10 December 2008

The articles are captured from the original writer, MsMarina (with her permission). SambalBelacan is just compiling articles to make easier to find. Any comments received will remain un-respond because it's not mine.Reach her at her very own blog at
http://rantingsbymm.blogspot.com/ Please.
Wednesday December 3, 2008
Bogged down by negativity

We need to change our culture from a disabling one to an enabling one. But, first, we need to change those in charge of reform.

When you have children growing up, part of the challenges of parenthood is to ensure that they make their way safely in the world without being so protected that they can never be independent.

While we warn them of the many dangers out there, we also want them to be curious and creative so that they may learn to be innovative.

Incurious people or those unwilling to take risks never made great scientific discoveries or found solutions to the world’s problems.

To do that, they must have the freedom to think and to explore the world around them. They must live in an environment that nurtures that curiosity rather than suppresses it, that allows expressions of ideas rather than beats them down.

When I look around our current environment, I wonder how we are ever going to produce that kind of citizen. Every day, we are told about the great many things we cannot do, rather than what we can do.

Our emphasis is to take the same old course in life, to keep our heads down and ask no question. We think of those who see things differently, who ask awkward questions and will not take no for an answer, as aberrations, rebels or sometimes even apostates.

When Barack Obama made his victory speech, his simple message of “Yes We Can” struck a chord even with non-Americans. It was a message that was positive and full of hope. Yet some leaders are not trying to fill us with that optimism, that while times are hard we can still overcome it if we work together.

Instead, we see petty issues being made gargantuan and a constant negativism being touted. The good and the upright are the ones who sit obediently and demand nothing while the evil and the lost are those who demand answers to life’s problems and reject simplistic ones. Everything is a big no-no; life feels like a giant minefield we have to navigate, lest one wrong move results in us being blown to pieces.

How do we innovate if we constantly have to think of whether our souls can survive? What new things can we discover if we’re constantly told to take no risk?

How do we solve the big problems of the world when we are constantly being distracted by minutiae?

The polio vaccine would never have been found if Dr Jonas Salk had not discovered that injecting someone with dead poliomyelitis viruses would cause the body to produce antibodies against it.

The result of this discovery is that thousands of people all over the world were saved from this crippling disease. A few years later Dr Albert Sabin discovered the non-invasive form of immunisation by giving children polio drops.

__Dataset extract__:

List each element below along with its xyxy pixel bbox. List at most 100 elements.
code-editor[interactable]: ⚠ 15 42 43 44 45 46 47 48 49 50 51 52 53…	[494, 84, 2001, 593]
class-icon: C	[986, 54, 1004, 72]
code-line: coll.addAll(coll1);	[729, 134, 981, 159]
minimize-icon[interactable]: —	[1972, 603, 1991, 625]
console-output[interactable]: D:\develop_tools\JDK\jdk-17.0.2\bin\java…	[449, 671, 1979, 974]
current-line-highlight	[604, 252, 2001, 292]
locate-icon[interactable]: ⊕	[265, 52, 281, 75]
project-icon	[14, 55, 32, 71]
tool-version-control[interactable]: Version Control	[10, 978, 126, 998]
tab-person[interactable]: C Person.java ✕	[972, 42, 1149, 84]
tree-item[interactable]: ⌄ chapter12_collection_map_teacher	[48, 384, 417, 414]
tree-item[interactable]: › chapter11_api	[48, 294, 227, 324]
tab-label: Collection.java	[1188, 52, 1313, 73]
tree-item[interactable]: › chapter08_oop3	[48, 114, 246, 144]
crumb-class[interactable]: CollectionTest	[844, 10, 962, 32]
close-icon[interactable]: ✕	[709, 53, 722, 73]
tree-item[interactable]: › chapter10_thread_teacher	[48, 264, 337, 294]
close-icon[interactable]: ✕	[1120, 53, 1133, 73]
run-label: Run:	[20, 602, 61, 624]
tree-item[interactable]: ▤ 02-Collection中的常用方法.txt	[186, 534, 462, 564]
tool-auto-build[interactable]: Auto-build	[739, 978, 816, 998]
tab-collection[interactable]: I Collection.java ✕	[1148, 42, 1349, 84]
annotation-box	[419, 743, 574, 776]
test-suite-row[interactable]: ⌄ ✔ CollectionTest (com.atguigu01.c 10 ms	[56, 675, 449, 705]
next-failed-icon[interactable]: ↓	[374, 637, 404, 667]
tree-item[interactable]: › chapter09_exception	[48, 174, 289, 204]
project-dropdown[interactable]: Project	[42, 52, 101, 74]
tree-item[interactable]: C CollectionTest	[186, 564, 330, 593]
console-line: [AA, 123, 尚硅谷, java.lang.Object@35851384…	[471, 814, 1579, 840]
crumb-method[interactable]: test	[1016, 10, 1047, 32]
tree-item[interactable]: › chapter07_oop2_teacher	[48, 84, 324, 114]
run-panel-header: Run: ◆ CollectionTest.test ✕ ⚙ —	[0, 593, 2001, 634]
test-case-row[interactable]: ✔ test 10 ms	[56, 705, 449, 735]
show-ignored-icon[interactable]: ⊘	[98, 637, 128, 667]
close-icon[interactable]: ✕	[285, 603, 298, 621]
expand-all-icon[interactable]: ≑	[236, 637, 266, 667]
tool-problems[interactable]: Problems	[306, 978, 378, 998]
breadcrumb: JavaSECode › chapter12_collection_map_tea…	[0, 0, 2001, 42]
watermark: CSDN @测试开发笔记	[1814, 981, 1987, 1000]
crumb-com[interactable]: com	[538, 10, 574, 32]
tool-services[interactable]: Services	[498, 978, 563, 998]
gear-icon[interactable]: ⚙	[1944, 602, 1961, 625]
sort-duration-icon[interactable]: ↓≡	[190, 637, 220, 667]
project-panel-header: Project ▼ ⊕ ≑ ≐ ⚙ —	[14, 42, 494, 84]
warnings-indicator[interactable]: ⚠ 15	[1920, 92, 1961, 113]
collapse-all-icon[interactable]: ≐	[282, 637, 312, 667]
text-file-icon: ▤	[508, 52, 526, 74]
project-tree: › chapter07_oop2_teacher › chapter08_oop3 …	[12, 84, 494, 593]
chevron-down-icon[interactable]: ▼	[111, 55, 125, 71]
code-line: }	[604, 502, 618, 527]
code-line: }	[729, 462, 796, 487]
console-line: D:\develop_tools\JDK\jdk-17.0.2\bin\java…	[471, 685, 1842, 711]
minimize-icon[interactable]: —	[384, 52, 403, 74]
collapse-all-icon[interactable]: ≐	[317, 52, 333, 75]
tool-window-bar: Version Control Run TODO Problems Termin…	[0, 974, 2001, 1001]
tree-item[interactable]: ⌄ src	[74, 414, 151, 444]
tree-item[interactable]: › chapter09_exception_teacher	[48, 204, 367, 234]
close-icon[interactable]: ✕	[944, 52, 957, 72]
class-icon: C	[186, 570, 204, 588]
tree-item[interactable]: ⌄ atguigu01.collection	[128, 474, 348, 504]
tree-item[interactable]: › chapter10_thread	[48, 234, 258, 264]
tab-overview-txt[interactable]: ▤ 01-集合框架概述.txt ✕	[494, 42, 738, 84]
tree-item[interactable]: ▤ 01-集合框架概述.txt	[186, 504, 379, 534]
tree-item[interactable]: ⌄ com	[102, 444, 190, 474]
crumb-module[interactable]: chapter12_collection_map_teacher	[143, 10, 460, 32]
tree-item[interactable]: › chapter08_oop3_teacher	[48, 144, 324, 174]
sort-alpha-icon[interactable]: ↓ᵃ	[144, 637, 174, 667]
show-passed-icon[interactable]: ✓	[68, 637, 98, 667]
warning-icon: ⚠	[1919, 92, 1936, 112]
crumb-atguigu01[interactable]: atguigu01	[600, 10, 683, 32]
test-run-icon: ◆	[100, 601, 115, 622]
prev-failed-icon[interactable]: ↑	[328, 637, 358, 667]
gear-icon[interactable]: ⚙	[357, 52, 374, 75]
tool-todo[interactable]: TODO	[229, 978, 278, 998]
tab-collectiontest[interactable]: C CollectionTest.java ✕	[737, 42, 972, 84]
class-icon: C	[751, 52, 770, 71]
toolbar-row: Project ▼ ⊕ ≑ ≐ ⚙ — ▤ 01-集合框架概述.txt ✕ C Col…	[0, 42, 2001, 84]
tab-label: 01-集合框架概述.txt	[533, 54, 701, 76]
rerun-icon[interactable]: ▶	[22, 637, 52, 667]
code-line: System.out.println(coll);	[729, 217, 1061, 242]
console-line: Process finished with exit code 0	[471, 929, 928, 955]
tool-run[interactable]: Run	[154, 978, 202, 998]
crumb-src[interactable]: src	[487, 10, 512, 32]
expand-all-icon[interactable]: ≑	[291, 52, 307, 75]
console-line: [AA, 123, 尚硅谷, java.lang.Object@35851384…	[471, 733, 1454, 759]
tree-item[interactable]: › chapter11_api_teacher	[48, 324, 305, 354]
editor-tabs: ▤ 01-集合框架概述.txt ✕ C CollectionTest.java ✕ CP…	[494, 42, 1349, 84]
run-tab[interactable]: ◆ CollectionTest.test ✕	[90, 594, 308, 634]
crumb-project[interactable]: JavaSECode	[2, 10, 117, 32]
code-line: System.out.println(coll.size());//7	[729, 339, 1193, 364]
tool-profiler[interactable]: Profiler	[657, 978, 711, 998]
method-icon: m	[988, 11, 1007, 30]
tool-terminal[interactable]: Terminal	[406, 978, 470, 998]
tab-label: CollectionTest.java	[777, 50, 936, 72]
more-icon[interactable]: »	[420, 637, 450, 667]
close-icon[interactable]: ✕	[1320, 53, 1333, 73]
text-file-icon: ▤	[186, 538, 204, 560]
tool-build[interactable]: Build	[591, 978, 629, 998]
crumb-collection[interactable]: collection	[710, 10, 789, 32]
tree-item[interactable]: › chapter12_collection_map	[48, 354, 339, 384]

__The problem__: Write the next few paragraphs of the column on negativity, starting after its last sentence. The listing is separate material and has no connection to the column on negativity.

__Output for this exercise__:
These types of discoveries would not have happened if these two people had not used their brains to find creative solutions. But imagine if someone had told them that they needed to get dispensation from some religious authority first or they lived in an environment where thinking of new ways to solve a problem was discouraged?

Despite 50 years of efficacy, as late as 2003, some Nigerian Muslim authorities saw it fit to make unfounded claims about the polio drops, resulting in this easily eradicable disease spreading to 12 new countries within 18 months.

How do we expect our children to find the next big thing, perhaps a cure for AIDS, when they live in such an un-nurturing environment? When the mainstays of policy are not sound and rational research but personal whims and fancies which brook no dissent from anyone else?

Perhaps that is the real reason behind our inertia regarding reforming our education system. Why should we change it to one that makes our children think, because then they will ask even more awkward questions.

Perhaps we realise that in order to reform our education system, we have to first reform those of us who are in charge of that reformation.

And those people are notoriously unwilling to do so because once that is done, it will be like opening Pandora’s Box.

Imagine, suddenly lots and lots of young people will be asking endless questions! And we might not be able to answer them, or worse, tell them they should not be asking such questions at all.

Yet, among a thousand annoying questions, there might be one really brilliant one that lets us think in a new way. By not allowing the many, we may never find that one that can change our lives for the better. What a loss that would be!

We need to change our culture from a disabling one to an enabling one. But it won’t happen if we allow the negativists to rule.